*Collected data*

──────

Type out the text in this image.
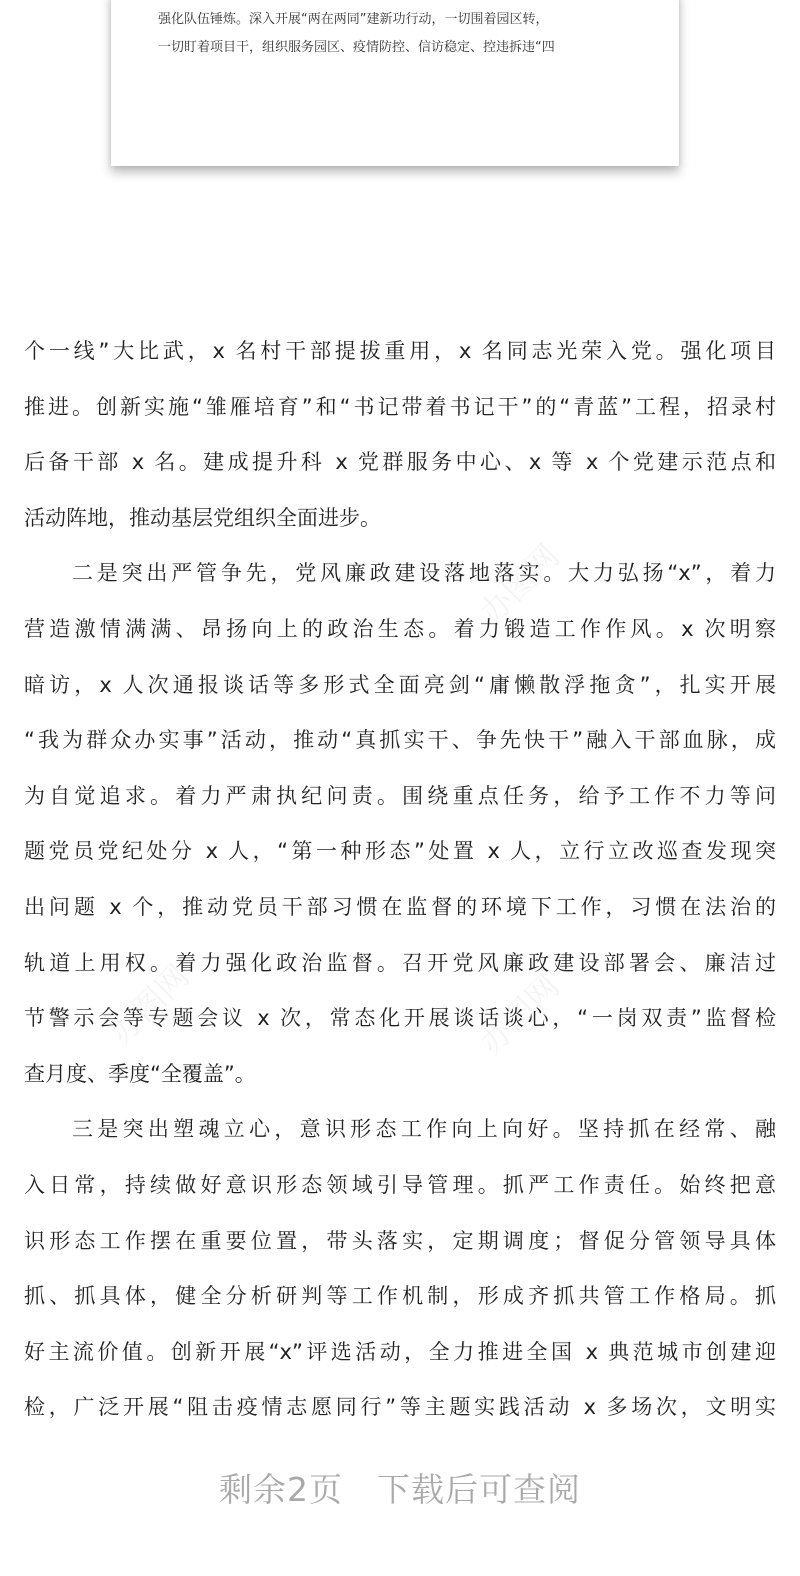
强化队伍锤炼。深入开展“两在两同”建新功行动，一切围着园区转，
一切盯着项目干，组织服务园区、疫情防控、信访稳定、控违拆违“四
个一线”大比武，x 名村干部提拔重用，x 名同志光荣入党。强化项目
推进。创新实施“雏雁培育”和“书记带着书记干”的“青蓝”工程，招录村
后备干部 x 名。建成提升科 x 党群服务中心、x 等 x 个党建示范点和
活动阵地，推动基层党组织全面进步。
二是突出严管争先，党风廉政建设落地落实。大力弘扬“x”，着力
营造激情满满、昂扬向上的政治生态。着力锻造工作作风。x 次明察
暗访，x 人次通报谈话等多形式全面亮剑“庸懒散浮拖贪”，扎实开展
“我为群众办实事”活动，推动“真抓实干、争先快干”融入干部血脉，成
为自觉追求。着力严肃执纪问责。围绕重点任务，给予工作不力等问
题党员党纪处分 x 人，“第一种形态”处置 x 人，立行立改巡查发现突
出问题 x 个，推动党员干部习惯在监督的环境下工作，习惯在法治的
轨道上用权。着力强化政治监督。召开党风廉政建设部署会、廉洁过
节警示会等专题会议 x 次，常态化开展谈话谈心，“一岗双责”监督检
查月度、季度“全覆盖”。
三是突出塑魂立心，意识形态工作向上向好。坚持抓在经常、融
入日常，持续做好意识形态领域引导管理。抓严工作责任。始终把意
识形态工作摆在重要位置，带头落实，定期调度；督促分管领导具体
抓、抓具体，健全分析研判等工作机制，形成齐抓共管工作格局。抓
好主流价值。创新开展“x”评选活动，全力推进全国 x 典范城市创建迎
检，广泛开展“阻击疫情志愿同行”等主题实践活动 x 多场次，文明实
剩余2页　下载后可查阅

──────

*EXERCISE OBJECTIVE*
Quote each entry above verbatim and drop the pictures.

*RESULT OF THE EXERCISE*
Type out the text in this image.
强化队伍锤炼。深入开展“两在两同”建新功行动，一切围着园区转，
一切盯着项目干，组织服务园区、疫情防控、信访稳定、控违拆违“四
个一线”大比武，x 名村干部提拔重用，x 名同志光荣入党。强化项目
推进。创新实施“雏雁培育”和“书记带着书记干”的“青蓝”工程，招录村
后备干部 x 名。建成提升科 x 党群服务中心、x 等 x 个党建示范点和
活动阵地，推动基层党组织全面进步。
二是突出严管争先，党风廉政建设落地落实。大力弘扬“x”，着力
营造激情满满、昂扬向上的政治生态。着力锻造工作作风。x 次明察
暗访，x 人次通报谈话等多形式全面亮剑“庸懒散浮拖贪”，扎实开展
“我为群众办实事”活动，推动“真抓实干、争先快干”融入干部血脉，成
为自觉追求。着力严肃执纪问责。围绕重点任务，给予工作不力等问
题党员党纪处分 x 人，“第一种形态”处置 x 人，立行立改巡查发现突
出问题 x 个，推动党员干部习惯在监督的环境下工作，习惯在法治的
轨道上用权。着力强化政治监督。召开党风廉政建设部署会、廉洁过
节警示会等专题会议 x 次，常态化开展谈话谈心，“一岗双责”监督检
查月度、季度“全覆盖”。
三是突出塑魂立心，意识形态工作向上向好。坚持抓在经常、融
入日常，持续做好意识形态领域引导管理。抓严工作责任。始终把意
识形态工作摆在重要位置，带头落实，定期调度；督促分管领导具体
抓、抓具体，健全分析研判等工作机制，形成齐抓共管工作格局。抓
好主流价值。创新开展“x”评选活动，全力推进全国 x 典范城市创建迎
检，广泛开展“阻击疫情志愿同行”等主题实践活动 x 多场次，文明实
剩余2页　下载后可查阅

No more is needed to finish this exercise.